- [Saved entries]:

▬▬▬▬▬▬

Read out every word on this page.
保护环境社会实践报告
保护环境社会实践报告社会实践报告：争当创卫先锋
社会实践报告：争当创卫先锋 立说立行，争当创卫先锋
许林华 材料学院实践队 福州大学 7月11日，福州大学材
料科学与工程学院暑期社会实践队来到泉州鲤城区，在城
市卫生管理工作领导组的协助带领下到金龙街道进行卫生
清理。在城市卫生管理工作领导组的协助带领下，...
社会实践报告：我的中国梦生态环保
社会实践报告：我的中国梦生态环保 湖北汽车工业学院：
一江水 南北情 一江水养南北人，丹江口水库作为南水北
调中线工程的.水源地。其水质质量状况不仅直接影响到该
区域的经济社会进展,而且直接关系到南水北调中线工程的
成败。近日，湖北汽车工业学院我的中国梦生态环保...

▬▬▬▬▬▬

- [Objective]:
Write out every record, exactly as written.

- [The result]:
Read out every word on this page.
保护环境社会实践报告
保护环境社会实践报告社会实践报告：争当创卫先锋
社会实践报告：争当创卫先锋 立说立行，争当创卫先锋
许林华 材料学院实践队 福州大学 7月11日，福州大学材
料科学与工程学院暑期社会实践队来到泉州鲤城区，在城
市卫生管理工作领导组的协助带领下到金龙街道进行卫生
清理。在城市卫生管理工作领导组的协助带领下，...
社会实践报告：我的中国梦生态环保
社会实践报告：我的中国梦生态环保 湖北汽车工业学院：
一江水 南北情 一江水养南北人，丹江口水库作为南水北
调中线工程的.水源地。其水质质量状况不仅直接影响到该
区域的经济社会进展,而且直接关系到南水北调中线工程的
成败。近日，湖北汽车工业学院我的中国梦生态环保...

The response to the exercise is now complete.